-- start Record list --
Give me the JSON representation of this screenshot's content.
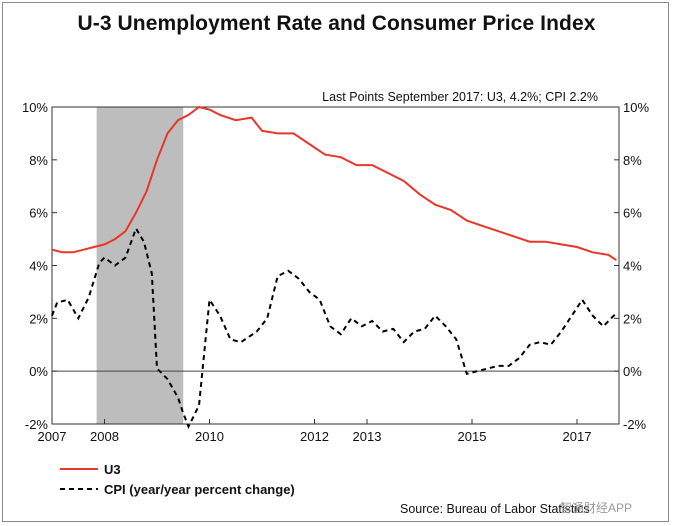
{
  "title": "U-3 Unemployment Rate and Consumer Price Index",
  "last_points_note": "Last Points September 2017: U3, 4.2%; CPI 2.2%",
  "source": "Source: Bureau of Labor Statistics",
  "watermark": "智通财经APP",
  "colors": {
    "u3": "#e8372a",
    "cpi": "#000000",
    "recession": "#bdbdbd"
  },
  "chart_data": {
    "type": "line",
    "x_axis": {
      "min": 2007.0,
      "max": 2017.8,
      "ticks": [
        2007,
        2008,
        2010,
        2012,
        2013,
        2015,
        2017
      ],
      "tick_labels": [
        "2007",
        "2008",
        "2010",
        "2012",
        "2013",
        "2015",
        "2017"
      ]
    },
    "y_axis": {
      "min": -2,
      "max": 10,
      "ticks": [
        -2,
        0,
        2,
        4,
        6,
        8,
        10
      ],
      "left_tick_labels": [
        "-2%",
        "0%",
        "2%",
        "4%",
        "6%",
        "8%",
        "10%"
      ],
      "right_tick_labels": [
        "-2%",
        "0%",
        "2%",
        "4%",
        "6%",
        "8%",
        "10%"
      ]
    },
    "zero_line": 0,
    "recession": {
      "start": 2007.85,
      "end": 2009.5
    },
    "legend": {
      "placement": "bottom-left",
      "entries": [
        "U3",
        "CPI (year/year percent change)"
      ]
    },
    "series": [
      {
        "name": "U3",
        "style": "solid",
        "x": [
          2007.0,
          2007.2,
          2007.4,
          2007.6,
          2007.8,
          2008.0,
          2008.2,
          2008.4,
          2008.6,
          2008.8,
          2009.0,
          2009.2,
          2009.4,
          2009.6,
          2009.8,
          2010.0,
          2010.2,
          2010.5,
          2010.8,
          2011.0,
          2011.3,
          2011.6,
          2011.9,
          2012.2,
          2012.5,
          2012.8,
          2013.1,
          2013.4,
          2013.7,
          2014.0,
          2014.3,
          2014.6,
          2014.9,
          2015.2,
          2015.5,
          2015.8,
          2016.1,
          2016.4,
          2016.7,
          2017.0,
          2017.3,
          2017.6,
          2017.75
        ],
        "values": [
          4.6,
          4.5,
          4.5,
          4.6,
          4.7,
          4.8,
          5.0,
          5.3,
          6.0,
          6.8,
          8.0,
          9.0,
          9.5,
          9.7,
          10.0,
          9.9,
          9.7,
          9.5,
          9.6,
          9.1,
          9.0,
          9.0,
          8.6,
          8.2,
          8.1,
          7.8,
          7.8,
          7.5,
          7.2,
          6.7,
          6.3,
          6.1,
          5.7,
          5.5,
          5.3,
          5.1,
          4.9,
          4.9,
          4.8,
          4.7,
          4.5,
          4.4,
          4.2
        ]
      },
      {
        "name": "CPI (year/year percent change)",
        "style": "dashed",
        "x": [
          2007.0,
          2007.1,
          2007.3,
          2007.5,
          2007.7,
          2007.9,
          2008.0,
          2008.2,
          2008.4,
          2008.6,
          2008.75,
          2008.9,
          2009.0,
          2009.2,
          2009.4,
          2009.5,
          2009.6,
          2009.8,
          2010.0,
          2010.2,
          2010.4,
          2010.6,
          2010.9,
          2011.1,
          2011.3,
          2011.5,
          2011.7,
          2011.9,
          2012.1,
          2012.3,
          2012.5,
          2012.7,
          2012.9,
          2013.1,
          2013.3,
          2013.5,
          2013.7,
          2013.9,
          2014.1,
          2014.3,
          2014.5,
          2014.7,
          2014.9,
          2015.1,
          2015.3,
          2015.5,
          2015.7,
          2015.9,
          2016.1,
          2016.3,
          2016.5,
          2016.7,
          2016.9,
          2017.1,
          2017.3,
          2017.5,
          2017.75
        ],
        "values": [
          2.1,
          2.6,
          2.7,
          2.0,
          2.8,
          4.1,
          4.3,
          4.0,
          4.3,
          5.4,
          4.9,
          3.7,
          0.1,
          -0.3,
          -1.0,
          -1.6,
          -2.1,
          -1.3,
          2.7,
          2.1,
          1.2,
          1.1,
          1.5,
          2.0,
          3.6,
          3.8,
          3.5,
          3.0,
          2.7,
          1.7,
          1.4,
          2.0,
          1.7,
          1.9,
          1.5,
          1.6,
          1.1,
          1.5,
          1.6,
          2.1,
          1.7,
          1.2,
          -0.1,
          0.0,
          0.1,
          0.2,
          0.2,
          0.5,
          1.0,
          1.1,
          1.0,
          1.5,
          2.1,
          2.7,
          2.1,
          1.7,
          2.2
        ]
      }
    ]
  }
}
-- end Record list --
### Your task
Check each line above for the string "year" and show the ones that have it.

### Response to the exercise
        "CPI (year/year percent change)"
        "name": "CPI (year/year percent change)",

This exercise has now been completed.